>> START
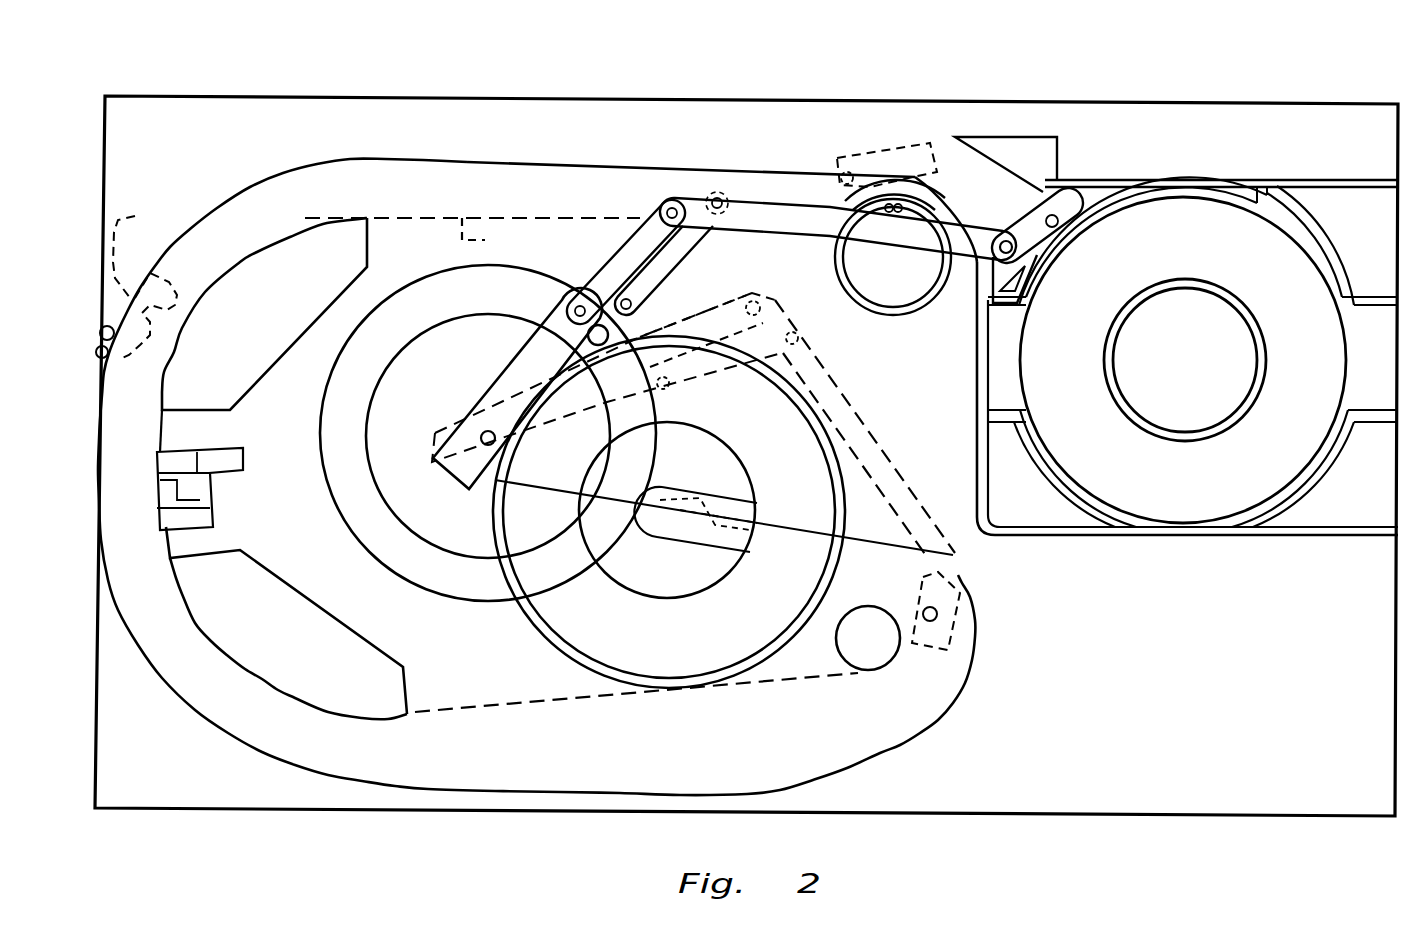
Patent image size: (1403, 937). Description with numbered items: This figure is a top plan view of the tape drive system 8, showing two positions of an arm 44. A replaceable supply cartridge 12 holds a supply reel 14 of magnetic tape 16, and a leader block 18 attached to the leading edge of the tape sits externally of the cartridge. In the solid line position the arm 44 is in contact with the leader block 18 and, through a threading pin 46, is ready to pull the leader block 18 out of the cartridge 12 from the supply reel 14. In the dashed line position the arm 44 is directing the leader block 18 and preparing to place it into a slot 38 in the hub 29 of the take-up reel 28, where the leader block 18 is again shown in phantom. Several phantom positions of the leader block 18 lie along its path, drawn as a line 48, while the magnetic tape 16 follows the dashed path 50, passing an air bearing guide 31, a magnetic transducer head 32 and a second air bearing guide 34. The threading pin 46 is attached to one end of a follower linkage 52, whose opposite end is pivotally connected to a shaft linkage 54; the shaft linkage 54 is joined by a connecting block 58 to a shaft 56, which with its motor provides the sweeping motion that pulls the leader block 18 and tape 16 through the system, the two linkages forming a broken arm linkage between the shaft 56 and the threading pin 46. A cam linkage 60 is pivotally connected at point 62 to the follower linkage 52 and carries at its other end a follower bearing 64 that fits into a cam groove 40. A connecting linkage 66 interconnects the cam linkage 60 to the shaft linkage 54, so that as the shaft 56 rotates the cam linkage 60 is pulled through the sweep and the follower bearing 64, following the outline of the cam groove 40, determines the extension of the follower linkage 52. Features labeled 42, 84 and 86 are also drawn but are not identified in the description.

The tape drive system 8 is at (962, 44).
The supply cartridge 12 is at (1322, 176).
The supply reel 14 is at (1294, 346).
The magnetic tape 16 is at (1098, 212).
The leader block 18 is at (897, 140).
The take-up reel 28 is at (772, 614).
The hub 29 is at (660, 570).
The air bearing guide 31 is at (370, 240).
The magnetic transducer head 32 is at (200, 493).
The second air bearing guide 34 is at (368, 672).
The slot 38 is at (700, 487).
The cam groove 40 is at (420, 540).
The outer drum 42 is at (405, 576).
The arm 44 is at (690, 186).
The threading pin 46 is at (1003, 240).
The path of leader block 48 is at (462, 162).
The path of magnetic tape 50 is at (473, 230).
The follower linkage 52 is at (822, 228).
The shaft linkage 54 is at (628, 245).
The shaft 56 is at (482, 428).
The connecting block 58 is at (440, 468).
The cam linkage 60 is at (700, 235).
The pivot point 62 is at (722, 198).
The follower bearing 64 is at (552, 322).
The connecting linkage 66 is at (683, 282).
The guide roller 84 is at (968, 285).
The guide plate 86 is at (1050, 165).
>> END
## TASK TO COMPLETE
Rewrite all of the data above as a numbered list with one line per item, skipping blank lines and leaving the picture out of your answer.

## TASK OUTPUT
1. Patent image size: (1403, 937). Description with numbered items: This figure is a top plan view of the tape drive system 8, showing two positions of an arm 44. A replaceable supply cartridge 12 holds a supply reel 14 of magnetic tape 16, and a leader block 18 attached to the leading edge of the tape sits externally of the cartridge. In the solid line position the arm 44 is in contact with the leader block 18 and, through a threading pin 46, is ready to pull the leader block 18 out of the cartridge 12 from the supply reel 14. In the dashed line position the arm 44 is directing the leader block 18 and preparing to place it into a slot 38 in the hub 29 of the take-up reel 28, where the leader block 18 is again shown in phantom. Several phantom positions of the leader block 18 lie along its path, drawn as a line 48, while the magnetic tape 16 follows the dashed path 50, passing an air bearing guide 31, a magnetic transducer head 32 and a second air bearing guide 34. The threading pin 46 is attached to one end of a follower linkage 52, whose opposite end is pivotally connected to a shaft linkage 54; the shaft linkage 54 is joined by a connecting block 58 to a shaft 56, which with its motor provides the sweeping motion that pulls the leader block 18 and tape 16 through the system, the two linkages forming a broken arm linkage between the shaft 56 and the threading pin 46. A cam linkage 60 is pivotally connected at point 62 to the follower linkage 52 and carries at its other end a follower bearing 64 that fits into a cam groove 40. A connecting linkage 66 interconnects the cam linkage 60 to the shaft linkage 54, so that as the shaft 56 rotates the cam linkage 60 is pulled through the sweep and the follower bearing 64, following the outline of the cam groove 40, determines the extension of the follower linkage 52. Features labeled 42, 84 and 86 are also drawn but are not identified in the description.
2. The tape drive system 8 is at (962, 44).
3. The supply cartridge 12 is at (1322, 176).
4. The supply reel 14 is at (1294, 346).
5. The magnetic tape 16 is at (1098, 212).
6. The leader block 18 is at (897, 140).
7. The take-up reel 28 is at (772, 614).
8. The hub 29 is at (660, 570).
9. The air bearing guide 31 is at (370, 240).
10. The magnetic transducer head 32 is at (200, 493).
11. The second air bearing guide 34 is at (368, 672).
12. The slot 38 is at (700, 487).
13. The cam groove 40 is at (420, 540).
14. The outer drum 42 is at (405, 576).
15. The arm 44 is at (690, 186).
16. The threading pin 46 is at (1003, 240).
17. The path of leader block 48 is at (462, 162).
18. The path of magnetic tape 50 is at (473, 230).
19. The follower linkage 52 is at (822, 228).
20. The shaft linkage 54 is at (628, 245).
21. The shaft 56 is at (482, 428).
22. The connecting block 58 is at (440, 468).
23. The cam linkage 60 is at (700, 235).
24. The pivot point 62 is at (722, 198).
25. The follower bearing 64 is at (552, 322).
26. The connecting linkage 66 is at (683, 282).
27. The guide roller 84 is at (968, 285).
28. The guide plate 86 is at (1050, 165).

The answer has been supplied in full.